*Instruction*:
Reproduce the records below exactly, leaving out any pictures.

** Start **

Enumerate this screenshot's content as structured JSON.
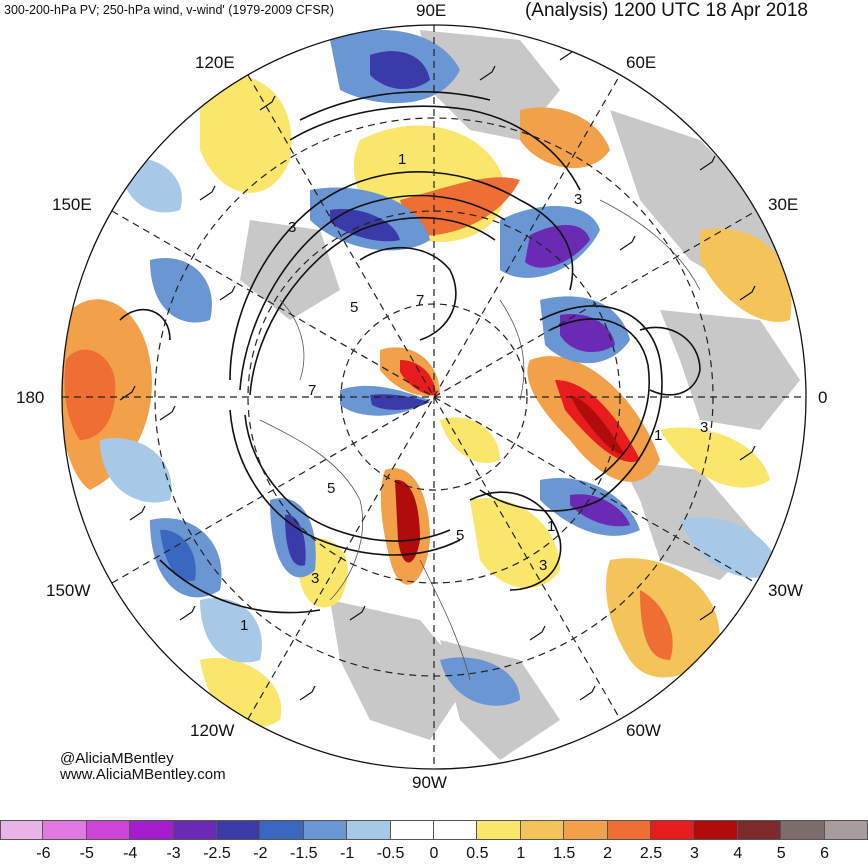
{
  "header": {
    "left_title": "300-200-hPa PV; 250-hPa wind, v-wind' (1979-2009 CFSR)",
    "right_title": "(Analysis) 1200 UTC 18 Apr 2018"
  },
  "longitude_labels": {
    "e90": "90E",
    "e60": "60E",
    "e120": "120E",
    "e150": "150E",
    "e30": "30E",
    "l180": "180",
    "l0": "0",
    "w150": "150W",
    "w30": "30W",
    "w120": "120W",
    "w60": "60W",
    "w90": "90W"
  },
  "credit": {
    "handle": "@AliciaMBentley",
    "website": "www.AliciaMBentley.com"
  },
  "pv_contour_labels": [
    "1",
    "3",
    "5",
    "7",
    "7",
    "5",
    "3",
    "1",
    "3",
    "5",
    "3",
    "1",
    "1",
    "3"
  ],
  "colorbar": {
    "colors": [
      "#e8b4e8",
      "#e07ae0",
      "#cc44d8",
      "#a41ccc",
      "#6a2ab4",
      "#3a3aa8",
      "#3a68c0",
      "#6a96d4",
      "#a8c8e8",
      "#ffffff",
      "#ffffff",
      "#fae66a",
      "#f4c45a",
      "#f2a04a",
      "#ee6e34",
      "#e81c1c",
      "#b00c0c",
      "#7c2a2a",
      "#7c6c6c",
      "#a89c9c"
    ],
    "ticks": [
      "-6",
      "-5",
      "-4",
      "-3",
      "-2.5",
      "-2",
      "-1.5",
      "-1",
      "-0.5",
      "0",
      "0.5",
      "1",
      "1.5",
      "2",
      "2.5",
      "3",
      "4",
      "5",
      "6"
    ]
  }
}
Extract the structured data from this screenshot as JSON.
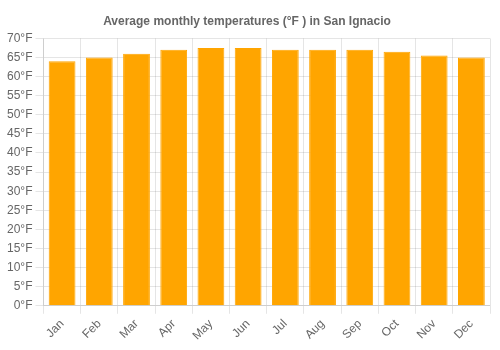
{
  "chart_data": {
    "type": "bar",
    "title": "Average monthly temperatures (°F ) in San Ignacio",
    "categories": [
      "Jan",
      "Feb",
      "Mar",
      "Apr",
      "May",
      "Jun",
      "Jul",
      "Aug",
      "Sep",
      "Oct",
      "Nov",
      "Dec"
    ],
    "values": [
      64,
      65,
      66,
      67,
      67.5,
      67.5,
      67,
      67,
      67,
      66.5,
      65.5,
      65
    ],
    "color": "#FFA500",
    "ylim": [
      0,
      70
    ],
    "yticks": [
      {
        "value": 0,
        "label": "0°F"
      },
      {
        "value": 5,
        "label": "5°F"
      },
      {
        "value": 10,
        "label": "10°F"
      },
      {
        "value": 15,
        "label": "15°F"
      },
      {
        "value": 20,
        "label": "20°F"
      },
      {
        "value": 25,
        "label": "25°F"
      },
      {
        "value": 30,
        "label": "30°F"
      },
      {
        "value": 35,
        "label": "35°F"
      },
      {
        "value": 40,
        "label": "40°F"
      },
      {
        "value": 45,
        "label": "45°F"
      },
      {
        "value": 50,
        "label": "50°F"
      },
      {
        "value": 55,
        "label": "55°F"
      },
      {
        "value": 60,
        "label": "60°F"
      },
      {
        "value": 65,
        "label": "65°F"
      },
      {
        "value": 70,
        "label": "70°F"
      }
    ],
    "grid": true
  }
}
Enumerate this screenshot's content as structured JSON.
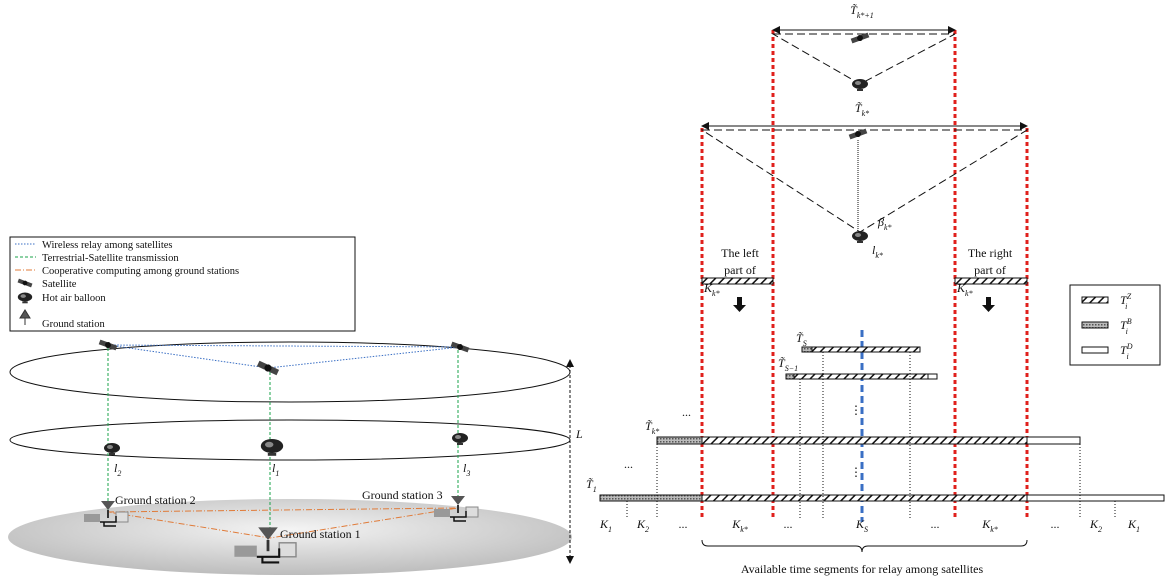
{
  "left": {
    "legend": [
      "Wireless relay among satellites",
      "Terrestrial-Satellite transmission",
      "Cooperative computing among ground stations",
      "Satellite",
      "Hot air balloon",
      "Ground station"
    ],
    "altitude_label": "L",
    "link_labels": [
      {
        "base": "l",
        "sub": "2"
      },
      {
        "base": "l",
        "sub": "1"
      },
      {
        "base": "l",
        "sub": "3"
      }
    ],
    "ground_stations": [
      "Ground station 2",
      "Ground station 1",
      "Ground station 3"
    ]
  },
  "right": {
    "windows": [
      {
        "base": "T̃",
        "sub": "k*+1"
      },
      {
        "base": "T̃",
        "sub": "k*"
      }
    ],
    "angle": {
      "base": "β",
      "sub": "k*"
    },
    "distance": {
      "base": "l",
      "sub": "k*"
    },
    "left_part": {
      "lines": [
        "The left",
        "part of"
      ],
      "base": "K",
      "sub": "k*"
    },
    "right_part": {
      "lines": [
        "The right",
        "part      of"
      ],
      "base": "K",
      "sub": "k*"
    },
    "rows": [
      {
        "base": "T̃",
        "sub": "S"
      },
      {
        "base": "T̃",
        "sub": "S−1"
      },
      {
        "base": "T̃",
        "sub": "k*"
      },
      {
        "base": "T̃",
        "sub": "1"
      }
    ],
    "ellipsis": "...",
    "vdots": "⋮",
    "segments": [
      {
        "base": "K",
        "sub": "1"
      },
      {
        "base": "K",
        "sub": "2"
      },
      "...",
      {
        "base": "K",
        "sub": "k*"
      },
      "...",
      {
        "base": "K",
        "sub": "S"
      },
      "...",
      {
        "base": "K",
        "sub": "k*"
      },
      "...",
      {
        "base": "K",
        "sub": "2"
      },
      {
        "base": "K",
        "sub": "1"
      }
    ],
    "caption": "Available time segments for relay among satellites",
    "legend": [
      {
        "base": "T",
        "sup": "Z",
        "sub": "i"
      },
      {
        "base": "T",
        "sup": "B",
        "sub": "i"
      },
      {
        "base": "T",
        "sup": "D",
        "sub": "i"
      }
    ]
  }
}
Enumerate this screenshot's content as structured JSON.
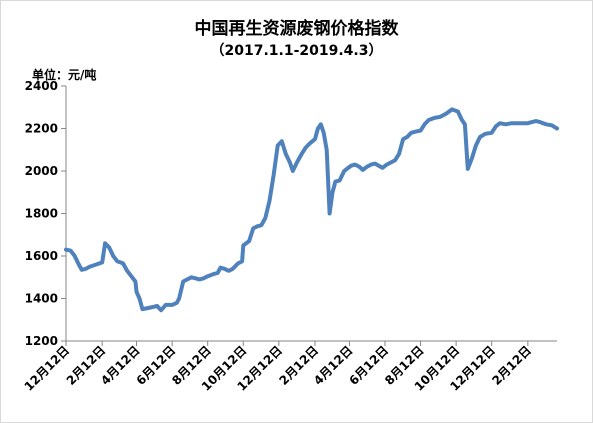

** End **

*Solution to this task*:
Enumerate this screenshot's content as structured JSON.
{
  "header": {
    "left_title": "300-200-hPa PV; 250-hPa wind, v-wind' (1979-2009 CFSR)",
    "right_title": "(Analysis) 1200 UTC 18 Apr 2018"
  },
  "longitude_labels": {
    "e90": "90E",
    "e60": "60E",
    "e120": "120E",
    "e150": "150E",
    "e30": "30E",
    "l180": "180",
    "l0": "0",
    "w150": "150W",
    "w30": "30W",
    "w120": "120W",
    "w60": "60W",
    "w90": "90W"
  },
  "credit": {
    "handle": "@AliciaMBentley",
    "website": "www.AliciaMBentley.com"
  },
  "pv_contour_labels": [
    "1",
    "3",
    "5",
    "7",
    "7",
    "5",
    "3",
    "1",
    "3",
    "5",
    "3",
    "1",
    "1",
    "3"
  ],
  "colorbar": {
    "colors": [
      "#e8b4e8",
      "#e07ae0",
      "#cc44d8",
      "#a41ccc",
      "#6a2ab4",
      "#3a3aa8",
      "#3a68c0",
      "#6a96d4",
      "#a8c8e8",
      "#ffffff",
      "#ffffff",
      "#fae66a",
      "#f4c45a",
      "#f2a04a",
      "#ee6e34",
      "#e81c1c",
      "#b00c0c",
      "#7c2a2a",
      "#7c6c6c",
      "#a89c9c"
    ],
    "ticks": [
      "-6",
      "-5",
      "-4",
      "-3",
      "-2.5",
      "-2",
      "-1.5",
      "-1",
      "-0.5",
      "0",
      "0.5",
      "1",
      "1.5",
      "2",
      "2.5",
      "3",
      "4",
      "5",
      "6"
    ]
  }
}
Extract the structured data from this screenshot as JSON.
{
  "chart_data": {
    "type": "bar",
    "title": "Average monthly temperatures (°F ) in San Ignacio",
    "categories": [
      "Jan",
      "Feb",
      "Mar",
      "Apr",
      "May",
      "Jun",
      "Jul",
      "Aug",
      "Sep",
      "Oct",
      "Nov",
      "Dec"
    ],
    "values": [
      64,
      65,
      66,
      67,
      67.5,
      67.5,
      67,
      67,
      67,
      66.5,
      65.5,
      65
    ],
    "color": "#FFA500",
    "ylim": [
      0,
      70
    ],
    "yticks": [
      {
        "value": 0,
        "label": "0°F"
      },
      {
        "value": 5,
        "label": "5°F"
      },
      {
        "value": 10,
        "label": "10°F"
      },
      {
        "value": 15,
        "label": "15°F"
      },
      {
        "value": 20,
        "label": "20°F"
      },
      {
        "value": 25,
        "label": "25°F"
      },
      {
        "value": 30,
        "label": "30°F"
      },
      {
        "value": 35,
        "label": "35°F"
      },
      {
        "value": 40,
        "label": "40°F"
      },
      {
        "value": 45,
        "label": "45°F"
      },
      {
        "value": 50,
        "label": "50°F"
      },
      {
        "value": 55,
        "label": "55°F"
      },
      {
        "value": 60,
        "label": "60°F"
      },
      {
        "value": 65,
        "label": "65°F"
      },
      {
        "value": 70,
        "label": "70°F"
      }
    ],
    "grid": true
  }
}
Enumerate this screenshot's content as structured JSON.
{
  "left": {
    "legend": [
      "Wireless relay among satellites",
      "Terrestrial-Satellite transmission",
      "Cooperative computing among ground stations",
      "Satellite",
      "Hot air balloon",
      "Ground station"
    ],
    "altitude_label": "L",
    "link_labels": [
      {
        "base": "l",
        "sub": "2"
      },
      {
        "base": "l",
        "sub": "1"
      },
      {
        "base": "l",
        "sub": "3"
      }
    ],
    "ground_stations": [
      "Ground station 2",
      "Ground station 1",
      "Ground station 3"
    ]
  },
  "right": {
    "windows": [
      {
        "base": "T̃",
        "sub": "k*+1"
      },
      {
        "base": "T̃",
        "sub": "k*"
      }
    ],
    "angle": {
      "base": "β",
      "sub": "k*"
    },
    "distance": {
      "base": "l",
      "sub": "k*"
    },
    "left_part": {
      "lines": [
        "The left",
        "part of"
      ],
      "base": "K",
      "sub": "k*"
    },
    "right_part": {
      "lines": [
        "The right",
        "part      of"
      ],
      "base": "K",
      "sub": "k*"
    },
    "rows": [
      {
        "base": "T̃",
        "sub": "S"
      },
      {
        "base": "T̃",
        "sub": "S−1"
      },
      {
        "base": "T̃",
        "sub": "k*"
      },
      {
        "base": "T̃",
        "sub": "1"
      }
    ],
    "ellipsis": "...",
    "vdots": "⋮",
    "segments": [
      {
        "base": "K",
        "sub": "1"
      },
      {
        "base": "K",
        "sub": "2"
      },
      "...",
      {
        "base": "K",
        "sub": "k*"
      },
      "...",
      {
        "base": "K",
        "sub": "S"
      },
      "...",
      {
        "base": "K",
        "sub": "k*"
      },
      "...",
      {
        "base": "K",
        "sub": "2"
      },
      {
        "base": "K",
        "sub": "1"
      }
    ],
    "caption": "Available time segments for relay among satellites",
    "legend": [
      {
        "base": "T",
        "sup": "Z",
        "sub": "i"
      },
      {
        "base": "T",
        "sup": "B",
        "sub": "i"
      },
      {
        "base": "T",
        "sup": "D",
        "sub": "i"
      }
    ]
  }
}
Enumerate this screenshot's content as structured JSON.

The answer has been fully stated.